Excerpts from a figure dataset
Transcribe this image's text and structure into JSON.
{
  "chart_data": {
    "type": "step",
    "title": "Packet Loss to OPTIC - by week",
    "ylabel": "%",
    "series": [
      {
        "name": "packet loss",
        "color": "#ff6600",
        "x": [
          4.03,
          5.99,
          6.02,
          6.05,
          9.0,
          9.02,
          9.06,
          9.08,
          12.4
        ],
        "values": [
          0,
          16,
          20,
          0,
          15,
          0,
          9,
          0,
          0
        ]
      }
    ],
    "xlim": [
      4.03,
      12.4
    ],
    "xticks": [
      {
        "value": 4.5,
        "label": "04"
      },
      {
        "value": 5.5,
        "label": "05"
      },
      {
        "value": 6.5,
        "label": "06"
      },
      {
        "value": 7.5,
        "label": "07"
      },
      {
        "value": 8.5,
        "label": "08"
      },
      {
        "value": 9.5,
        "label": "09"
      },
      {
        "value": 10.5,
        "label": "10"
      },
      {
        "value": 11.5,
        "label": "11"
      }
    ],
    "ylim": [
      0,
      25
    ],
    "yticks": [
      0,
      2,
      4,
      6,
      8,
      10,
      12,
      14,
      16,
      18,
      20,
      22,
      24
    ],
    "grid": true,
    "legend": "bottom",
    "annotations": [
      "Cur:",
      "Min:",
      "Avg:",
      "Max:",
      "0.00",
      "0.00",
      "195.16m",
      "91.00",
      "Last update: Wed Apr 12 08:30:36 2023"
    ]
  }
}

→ **EXERCISE DIRECTIONS**: Extract the complete listing verbatim.

→ **SOLUTION TO THE PROBLEM**:
Transcribe this image's text and structure into JSON.
{
  "chart_data": {
    "type": "step",
    "title": "Packet Loss to OPTIC - by week",
    "ylabel": "%",
    "series": [
      {
        "name": "packet loss",
        "color": "#ff6600",
        "x": [
          4.03,
          5.99,
          6.02,
          6.05,
          9.0,
          9.02,
          9.06,
          9.08,
          12.4
        ],
        "values": [
          0,
          16,
          20,
          0,
          15,
          0,
          9,
          0,
          0
        ]
      }
    ],
    "xlim": [
      4.03,
      12.4
    ],
    "xticks": [
      {
        "value": 4.5,
        "label": "04"
      },
      {
        "value": 5.5,
        "label": "05"
      },
      {
        "value": 6.5,
        "label": "06"
      },
      {
        "value": 7.5,
        "label": "07"
      },
      {
        "value": 8.5,
        "label": "08"
      },
      {
        "value": 9.5,
        "label": "09"
      },
      {
        "value": 10.5,
        "label": "10"
      },
      {
        "value": 11.5,
        "label": "11"
      }
    ],
    "ylim": [
      0,
      25
    ],
    "yticks": [
      0,
      2,
      4,
      6,
      8,
      10,
      12,
      14,
      16,
      18,
      20,
      22,
      24
    ],
    "grid": true,
    "legend": "bottom",
    "annotations": [
      "Cur:",
      "Min:",
      "Avg:",
      "Max:",
      "0.00",
      "0.00",
      "195.16m",
      "91.00",
      "Last update: Wed Apr 12 08:30:36 2023"
    ]
  }
}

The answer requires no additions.